(Dataset records)
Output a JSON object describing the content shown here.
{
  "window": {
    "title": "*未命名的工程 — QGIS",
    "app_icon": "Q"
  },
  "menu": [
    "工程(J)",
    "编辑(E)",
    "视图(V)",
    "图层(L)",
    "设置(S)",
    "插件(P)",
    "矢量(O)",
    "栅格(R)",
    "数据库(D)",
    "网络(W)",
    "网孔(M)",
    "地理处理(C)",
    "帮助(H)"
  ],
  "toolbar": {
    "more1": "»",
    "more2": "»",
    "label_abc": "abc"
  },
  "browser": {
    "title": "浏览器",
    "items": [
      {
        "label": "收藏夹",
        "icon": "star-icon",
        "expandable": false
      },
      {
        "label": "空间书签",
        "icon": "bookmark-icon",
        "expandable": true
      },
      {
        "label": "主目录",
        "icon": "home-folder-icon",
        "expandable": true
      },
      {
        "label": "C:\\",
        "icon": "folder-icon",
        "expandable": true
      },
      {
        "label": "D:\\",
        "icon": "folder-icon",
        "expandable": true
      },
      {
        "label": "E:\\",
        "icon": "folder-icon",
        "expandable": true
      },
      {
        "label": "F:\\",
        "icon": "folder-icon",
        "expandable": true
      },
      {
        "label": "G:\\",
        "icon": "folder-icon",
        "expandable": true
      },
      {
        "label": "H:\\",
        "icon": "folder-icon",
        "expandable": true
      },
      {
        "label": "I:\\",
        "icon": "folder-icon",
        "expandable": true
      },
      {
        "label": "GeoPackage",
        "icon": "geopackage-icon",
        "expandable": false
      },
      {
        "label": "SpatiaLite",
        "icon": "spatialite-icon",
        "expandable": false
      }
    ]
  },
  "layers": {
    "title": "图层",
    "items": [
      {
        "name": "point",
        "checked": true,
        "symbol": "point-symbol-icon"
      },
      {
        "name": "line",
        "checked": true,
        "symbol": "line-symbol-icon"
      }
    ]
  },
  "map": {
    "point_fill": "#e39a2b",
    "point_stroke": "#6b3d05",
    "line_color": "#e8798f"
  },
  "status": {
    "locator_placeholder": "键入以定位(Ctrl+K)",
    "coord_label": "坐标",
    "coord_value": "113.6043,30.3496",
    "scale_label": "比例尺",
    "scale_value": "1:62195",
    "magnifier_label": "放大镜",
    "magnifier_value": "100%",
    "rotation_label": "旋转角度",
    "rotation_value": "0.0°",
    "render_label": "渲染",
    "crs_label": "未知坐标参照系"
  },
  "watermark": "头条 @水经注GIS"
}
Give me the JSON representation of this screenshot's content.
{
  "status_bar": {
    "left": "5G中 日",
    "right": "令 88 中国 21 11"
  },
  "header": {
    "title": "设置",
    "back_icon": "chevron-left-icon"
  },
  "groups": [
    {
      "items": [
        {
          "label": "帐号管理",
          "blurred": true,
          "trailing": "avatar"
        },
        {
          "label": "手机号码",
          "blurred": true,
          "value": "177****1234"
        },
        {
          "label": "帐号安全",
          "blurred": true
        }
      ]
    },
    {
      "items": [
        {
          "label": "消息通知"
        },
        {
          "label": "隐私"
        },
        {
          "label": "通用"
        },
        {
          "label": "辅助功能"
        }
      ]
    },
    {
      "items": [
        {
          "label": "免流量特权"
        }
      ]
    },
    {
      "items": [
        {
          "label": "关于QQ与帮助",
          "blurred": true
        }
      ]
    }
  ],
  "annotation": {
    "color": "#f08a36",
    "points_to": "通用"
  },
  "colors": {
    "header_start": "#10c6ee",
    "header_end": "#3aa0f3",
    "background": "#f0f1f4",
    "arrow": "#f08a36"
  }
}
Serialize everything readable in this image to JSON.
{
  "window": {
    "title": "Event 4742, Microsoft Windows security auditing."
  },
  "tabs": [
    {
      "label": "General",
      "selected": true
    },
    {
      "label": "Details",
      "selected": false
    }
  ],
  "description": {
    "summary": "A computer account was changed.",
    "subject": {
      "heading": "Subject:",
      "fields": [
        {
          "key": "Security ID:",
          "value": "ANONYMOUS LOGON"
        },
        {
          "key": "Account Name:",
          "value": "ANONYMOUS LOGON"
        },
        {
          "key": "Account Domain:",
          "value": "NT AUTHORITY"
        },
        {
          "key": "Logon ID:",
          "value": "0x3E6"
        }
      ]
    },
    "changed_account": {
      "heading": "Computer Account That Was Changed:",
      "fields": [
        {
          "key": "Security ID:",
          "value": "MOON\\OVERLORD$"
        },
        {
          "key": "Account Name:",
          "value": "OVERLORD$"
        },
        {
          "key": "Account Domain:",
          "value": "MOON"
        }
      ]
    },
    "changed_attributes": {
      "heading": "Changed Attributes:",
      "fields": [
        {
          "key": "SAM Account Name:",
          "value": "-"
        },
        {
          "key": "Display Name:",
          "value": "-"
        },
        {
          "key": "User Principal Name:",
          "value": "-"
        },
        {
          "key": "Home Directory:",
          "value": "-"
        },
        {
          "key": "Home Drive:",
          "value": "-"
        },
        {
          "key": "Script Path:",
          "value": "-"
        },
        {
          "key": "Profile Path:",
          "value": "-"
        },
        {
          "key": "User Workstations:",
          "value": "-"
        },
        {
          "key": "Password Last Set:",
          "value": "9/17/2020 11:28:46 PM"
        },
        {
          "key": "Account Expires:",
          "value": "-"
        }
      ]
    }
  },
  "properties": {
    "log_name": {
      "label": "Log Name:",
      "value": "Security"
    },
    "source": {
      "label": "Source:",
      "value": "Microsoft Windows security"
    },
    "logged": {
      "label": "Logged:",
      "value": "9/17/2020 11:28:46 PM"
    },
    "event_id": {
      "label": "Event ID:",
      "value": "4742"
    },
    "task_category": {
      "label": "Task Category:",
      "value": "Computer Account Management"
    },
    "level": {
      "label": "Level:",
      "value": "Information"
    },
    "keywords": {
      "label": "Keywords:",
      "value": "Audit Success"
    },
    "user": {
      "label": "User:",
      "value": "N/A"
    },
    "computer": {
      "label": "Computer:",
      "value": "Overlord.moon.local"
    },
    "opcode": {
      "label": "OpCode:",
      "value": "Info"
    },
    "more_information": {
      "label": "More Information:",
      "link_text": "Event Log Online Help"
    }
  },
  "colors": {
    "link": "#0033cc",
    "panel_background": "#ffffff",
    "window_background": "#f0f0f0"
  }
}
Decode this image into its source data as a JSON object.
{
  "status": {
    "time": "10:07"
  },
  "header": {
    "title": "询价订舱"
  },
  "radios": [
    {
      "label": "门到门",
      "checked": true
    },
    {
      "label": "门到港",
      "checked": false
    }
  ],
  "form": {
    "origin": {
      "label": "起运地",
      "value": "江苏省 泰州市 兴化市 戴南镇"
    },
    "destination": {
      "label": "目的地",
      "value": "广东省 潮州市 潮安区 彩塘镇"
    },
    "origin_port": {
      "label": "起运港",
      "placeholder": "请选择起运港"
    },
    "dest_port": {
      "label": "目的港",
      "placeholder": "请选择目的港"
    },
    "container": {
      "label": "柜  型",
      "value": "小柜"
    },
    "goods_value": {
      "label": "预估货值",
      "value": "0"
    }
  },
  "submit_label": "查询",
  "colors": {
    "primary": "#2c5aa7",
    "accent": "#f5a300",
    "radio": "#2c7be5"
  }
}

| EXERCISE |
Extract each entry in full and write it down exactly.

| FINAL RESULT |
Output a JSON object describing the content shown here.
{
  "window": {
    "title": "*未命名的工程 — QGIS",
    "app_icon": "Q"
  },
  "menu": [
    "工程(J)",
    "编辑(E)",
    "视图(V)",
    "图层(L)",
    "设置(S)",
    "插件(P)",
    "矢量(O)",
    "栅格(R)",
    "数据库(D)",
    "网络(W)",
    "网孔(M)",
    "地理处理(C)",
    "帮助(H)"
  ],
  "toolbar": {
    "more1": "»",
    "more2": "»",
    "label_abc": "abc"
  },
  "browser": {
    "title": "浏览器",
    "items": [
      {
        "label": "收藏夹",
        "icon": "star-icon",
        "expandable": false
      },
      {
        "label": "空间书签",
        "icon": "bookmark-icon",
        "expandable": true
      },
      {
        "label": "主目录",
        "icon": "home-folder-icon",
        "expandable": true
      },
      {
        "label": "C:\\",
        "icon": "folder-icon",
        "expandable": true
      },
      {
        "label": "D:\\",
        "icon": "folder-icon",
        "expandable": true
      },
      {
        "label": "E:\\",
        "icon": "folder-icon",
        "expandable": true
      },
      {
        "label": "F:\\",
        "icon": "folder-icon",
        "expandable": true
      },
      {
        "label": "G:\\",
        "icon": "folder-icon",
        "expandable": true
      },
      {
        "label": "H:\\",
        "icon": "folder-icon",
        "expandable": true
      },
      {
        "label": "I:\\",
        "icon": "folder-icon",
        "expandable": true
      },
      {
        "label": "GeoPackage",
        "icon": "geopackage-icon",
        "expandable": false
      },
      {
        "label": "SpatiaLite",
        "icon": "spatialite-icon",
        "expandable": false
      }
    ]
  },
  "layers": {
    "title": "图层",
    "items": [
      {
        "name": "point",
        "checked": true,
        "symbol": "point-symbol-icon"
      },
      {
        "name": "line",
        "checked": true,
        "symbol": "line-symbol-icon"
      }
    ]
  },
  "map": {
    "point_fill": "#e39a2b",
    "point_stroke": "#6b3d05",
    "line_color": "#e8798f"
  },
  "status": {
    "locator_placeholder": "键入以定位(Ctrl+K)",
    "coord_label": "坐标",
    "coord_value": "113.6043,30.3496",
    "scale_label": "比例尺",
    "scale_value": "1:62195",
    "magnifier_label": "放大镜",
    "magnifier_value": "100%",
    "rotation_label": "旋转角度",
    "rotation_value": "0.0°",
    "render_label": "渲染",
    "crs_label": "未知坐标参照系"
  },
  "watermark": "头条 @水经注GIS"
}
Give me the JSON representation of this screenshot's content.
{
  "status_bar": {
    "left": "5G中 日",
    "right": "令 88 中国 21 11"
  },
  "header": {
    "title": "设置",
    "back_icon": "chevron-left-icon"
  },
  "groups": [
    {
      "items": [
        {
          "label": "帐号管理",
          "blurred": true,
          "trailing": "avatar"
        },
        {
          "label": "手机号码",
          "blurred": true,
          "value": "177****1234"
        },
        {
          "label": "帐号安全",
          "blurred": true
        }
      ]
    },
    {
      "items": [
        {
          "label": "消息通知"
        },
        {
          "label": "隐私"
        },
        {
          "label": "通用"
        },
        {
          "label": "辅助功能"
        }
      ]
    },
    {
      "items": [
        {
          "label": "免流量特权"
        }
      ]
    },
    {
      "items": [
        {
          "label": "关于QQ与帮助",
          "blurred": true
        }
      ]
    }
  ],
  "annotation": {
    "color": "#f08a36",
    "points_to": "通用"
  },
  "colors": {
    "header_start": "#10c6ee",
    "header_end": "#3aa0f3",
    "background": "#f0f1f4",
    "arrow": "#f08a36"
  }
}
Serialize everything readable in this image to JSON.
{
  "window": {
    "title": "Event 4742, Microsoft Windows security auditing."
  },
  "tabs": [
    {
      "label": "General",
      "selected": true
    },
    {
      "label": "Details",
      "selected": false
    }
  ],
  "description": {
    "summary": "A computer account was changed.",
    "subject": {
      "heading": "Subject:",
      "fields": [
        {
          "key": "Security ID:",
          "value": "ANONYMOUS LOGON"
        },
        {
          "key": "Account Name:",
          "value": "ANONYMOUS LOGON"
        },
        {
          "key": "Account Domain:",
          "value": "NT AUTHORITY"
        },
        {
          "key": "Logon ID:",
          "value": "0x3E6"
        }
      ]
    },
    "changed_account": {
      "heading": "Computer Account That Was Changed:",
      "fields": [
        {
          "key": "Security ID:",
          "value": "MOON\\OVERLORD$"
        },
        {
          "key": "Account Name:",
          "value": "OVERLORD$"
        },
        {
          "key": "Account Domain:",
          "value": "MOON"
        }
      ]
    },
    "changed_attributes": {
      "heading": "Changed Attributes:",
      "fields": [
        {
          "key": "SAM Account Name:",
          "value": "-"
        },
        {
          "key": "Display Name:",
          "value": "-"
        },
        {
          "key": "User Principal Name:",
          "value": "-"
        },
        {
          "key": "Home Directory:",
          "value": "-"
        },
        {
          "key": "Home Drive:",
          "value": "-"
        },
        {
          "key": "Script Path:",
          "value": "-"
        },
        {
          "key": "Profile Path:",
          "value": "-"
        },
        {
          "key": "User Workstations:",
          "value": "-"
        },
        {
          "key": "Password Last Set:",
          "value": "9/17/2020 11:28:46 PM"
        },
        {
          "key": "Account Expires:",
          "value": "-"
        }
      ]
    }
  },
  "properties": {
    "log_name": {
      "label": "Log Name:",
      "value": "Security"
    },
    "source": {
      "label": "Source:",
      "value": "Microsoft Windows security"
    },
    "logged": {
      "label": "Logged:",
      "value": "9/17/2020 11:28:46 PM"
    },
    "event_id": {
      "label": "Event ID:",
      "value": "4742"
    },
    "task_category": {
      "label": "Task Category:",
      "value": "Computer Account Management"
    },
    "level": {
      "label": "Level:",
      "value": "Information"
    },
    "keywords": {
      "label": "Keywords:",
      "value": "Audit Success"
    },
    "user": {
      "label": "User:",
      "value": "N/A"
    },
    "computer": {
      "label": "Computer:",
      "value": "Overlord.moon.local"
    },
    "opcode": {
      "label": "OpCode:",
      "value": "Info"
    },
    "more_information": {
      "label": "More Information:",
      "link_text": "Event Log Online Help"
    }
  },
  "colors": {
    "link": "#0033cc",
    "panel_background": "#ffffff",
    "window_background": "#f0f0f0"
  }
}
Decode this image into its source data as a JSON object.
{
  "status": {
    "time": "10:07"
  },
  "header": {
    "title": "询价订舱"
  },
  "radios": [
    {
      "label": "门到门",
      "checked": true
    },
    {
      "label": "门到港",
      "checked": false
    }
  ],
  "form": {
    "origin": {
      "label": "起运地",
      "value": "江苏省 泰州市 兴化市 戴南镇"
    },
    "destination": {
      "label": "目的地",
      "value": "广东省 潮州市 潮安区 彩塘镇"
    },
    "origin_port": {
      "label": "起运港",
      "placeholder": "请选择起运港"
    },
    "dest_port": {
      "label": "目的港",
      "placeholder": "请选择目的港"
    },
    "container": {
      "label": "柜  型",
      "value": "小柜"
    },
    "goods_value": {
      "label": "预估货值",
      "value": "0"
    }
  },
  "submit_label": "查询",
  "colors": {
    "primary": "#2c5aa7",
    "accent": "#f5a300",
    "radio": "#2c7be5"
  }
}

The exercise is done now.